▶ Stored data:

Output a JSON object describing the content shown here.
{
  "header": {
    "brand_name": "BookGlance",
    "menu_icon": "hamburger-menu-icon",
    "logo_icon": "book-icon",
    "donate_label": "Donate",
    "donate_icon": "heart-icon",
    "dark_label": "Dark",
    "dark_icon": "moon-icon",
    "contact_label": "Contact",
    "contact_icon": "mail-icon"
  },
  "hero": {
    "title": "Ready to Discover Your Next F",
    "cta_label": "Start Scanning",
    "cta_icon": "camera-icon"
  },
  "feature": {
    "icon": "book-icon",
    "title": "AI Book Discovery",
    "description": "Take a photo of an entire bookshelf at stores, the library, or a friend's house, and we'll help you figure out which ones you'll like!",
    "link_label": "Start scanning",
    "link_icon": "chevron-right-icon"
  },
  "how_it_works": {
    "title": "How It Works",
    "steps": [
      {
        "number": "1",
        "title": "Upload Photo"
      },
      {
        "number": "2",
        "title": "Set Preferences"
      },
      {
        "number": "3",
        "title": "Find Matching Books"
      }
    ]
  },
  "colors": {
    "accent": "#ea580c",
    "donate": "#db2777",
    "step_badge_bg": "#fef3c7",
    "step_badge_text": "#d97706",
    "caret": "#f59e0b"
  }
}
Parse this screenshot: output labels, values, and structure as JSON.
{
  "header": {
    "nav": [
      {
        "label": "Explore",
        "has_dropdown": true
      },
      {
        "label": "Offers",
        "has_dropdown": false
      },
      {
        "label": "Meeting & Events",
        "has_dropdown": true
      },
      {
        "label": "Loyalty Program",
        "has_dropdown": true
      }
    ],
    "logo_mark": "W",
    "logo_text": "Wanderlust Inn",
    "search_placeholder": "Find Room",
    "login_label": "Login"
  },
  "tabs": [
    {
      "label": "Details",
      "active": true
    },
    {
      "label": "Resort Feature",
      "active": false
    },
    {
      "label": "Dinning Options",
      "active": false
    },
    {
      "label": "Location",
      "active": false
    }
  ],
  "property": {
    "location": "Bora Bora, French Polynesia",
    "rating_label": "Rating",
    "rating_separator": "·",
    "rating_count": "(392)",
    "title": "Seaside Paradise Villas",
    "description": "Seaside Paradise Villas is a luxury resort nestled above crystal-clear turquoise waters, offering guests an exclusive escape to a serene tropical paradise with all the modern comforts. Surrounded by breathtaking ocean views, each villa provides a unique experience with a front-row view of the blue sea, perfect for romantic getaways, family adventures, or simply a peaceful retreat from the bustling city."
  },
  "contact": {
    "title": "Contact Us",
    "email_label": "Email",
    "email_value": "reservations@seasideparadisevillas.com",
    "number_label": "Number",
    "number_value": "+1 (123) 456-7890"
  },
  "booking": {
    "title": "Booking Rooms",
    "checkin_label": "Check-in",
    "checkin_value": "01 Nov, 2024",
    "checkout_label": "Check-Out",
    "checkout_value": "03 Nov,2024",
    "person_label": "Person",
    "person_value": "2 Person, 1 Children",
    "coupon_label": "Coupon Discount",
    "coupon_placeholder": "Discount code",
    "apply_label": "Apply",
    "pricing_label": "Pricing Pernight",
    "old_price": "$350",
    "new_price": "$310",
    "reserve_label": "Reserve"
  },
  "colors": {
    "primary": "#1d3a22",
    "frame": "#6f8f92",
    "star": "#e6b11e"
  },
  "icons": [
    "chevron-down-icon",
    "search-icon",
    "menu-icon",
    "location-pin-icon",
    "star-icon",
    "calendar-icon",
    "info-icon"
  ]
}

▶ Task statement:
Copy out all of the records shown above exactly.

▶ Response to the task:
Output a JSON object describing the content shown here.
{
  "header": {
    "brand_name": "BookGlance",
    "menu_icon": "hamburger-menu-icon",
    "logo_icon": "book-icon",
    "donate_label": "Donate",
    "donate_icon": "heart-icon",
    "dark_label": "Dark",
    "dark_icon": "moon-icon",
    "contact_label": "Contact",
    "contact_icon": "mail-icon"
  },
  "hero": {
    "title": "Ready to Discover Your Next F",
    "cta_label": "Start Scanning",
    "cta_icon": "camera-icon"
  },
  "feature": {
    "icon": "book-icon",
    "title": "AI Book Discovery",
    "description": "Take a photo of an entire bookshelf at stores, the library, or a friend's house, and we'll help you figure out which ones you'll like!",
    "link_label": "Start scanning",
    "link_icon": "chevron-right-icon"
  },
  "how_it_works": {
    "title": "How It Works",
    "steps": [
      {
        "number": "1",
        "title": "Upload Photo"
      },
      {
        "number": "2",
        "title": "Set Preferences"
      },
      {
        "number": "3",
        "title": "Find Matching Books"
      }
    ]
  },
  "colors": {
    "accent": "#ea580c",
    "donate": "#db2777",
    "step_badge_bg": "#fef3c7",
    "step_badge_text": "#d97706",
    "caret": "#f59e0b"
  }
}
Parse this screenshot: output labels, values, and structure as JSON.
{
  "header": {
    "nav": [
      {
        "label": "Explore",
        "has_dropdown": true
      },
      {
        "label": "Offers",
        "has_dropdown": false
      },
      {
        "label": "Meeting & Events",
        "has_dropdown": true
      },
      {
        "label": "Loyalty Program",
        "has_dropdown": true
      }
    ],
    "logo_mark": "W",
    "logo_text": "Wanderlust Inn",
    "search_placeholder": "Find Room",
    "login_label": "Login"
  },
  "tabs": [
    {
      "label": "Details",
      "active": true
    },
    {
      "label": "Resort Feature",
      "active": false
    },
    {
      "label": "Dinning Options",
      "active": false
    },
    {
      "label": "Location",
      "active": false
    }
  ],
  "property": {
    "location": "Bora Bora, French Polynesia",
    "rating_label": "Rating",
    "rating_separator": "·",
    "rating_count": "(392)",
    "title": "Seaside Paradise Villas",
    "description": "Seaside Paradise Villas is a luxury resort nestled above crystal-clear turquoise waters, offering guests an exclusive escape to a serene tropical paradise with all the modern comforts. Surrounded by breathtaking ocean views, each villa provides a unique experience with a front-row view of the blue sea, perfect for romantic getaways, family adventures, or simply a peaceful retreat from the bustling city."
  },
  "contact": {
    "title": "Contact Us",
    "email_label": "Email",
    "email_value": "reservations@seasideparadisevillas.com",
    "number_label": "Number",
    "number_value": "+1 (123) 456-7890"
  },
  "booking": {
    "title": "Booking Rooms",
    "checkin_label": "Check-in",
    "checkin_value": "01 Nov, 2024",
    "checkout_label": "Check-Out",
    "checkout_value": "03 Nov,2024",
    "person_label": "Person",
    "person_value": "2 Person, 1 Children",
    "coupon_label": "Coupon Discount",
    "coupon_placeholder": "Discount code",
    "apply_label": "Apply",
    "pricing_label": "Pricing Pernight",
    "old_price": "$350",
    "new_price": "$310",
    "reserve_label": "Reserve"
  },
  "colors": {
    "primary": "#1d3a22",
    "frame": "#6f8f92",
    "star": "#e6b11e"
  },
  "icons": [
    "chevron-down-icon",
    "search-icon",
    "menu-icon",
    "location-pin-icon",
    "star-icon",
    "calendar-icon",
    "info-icon"
  ]
}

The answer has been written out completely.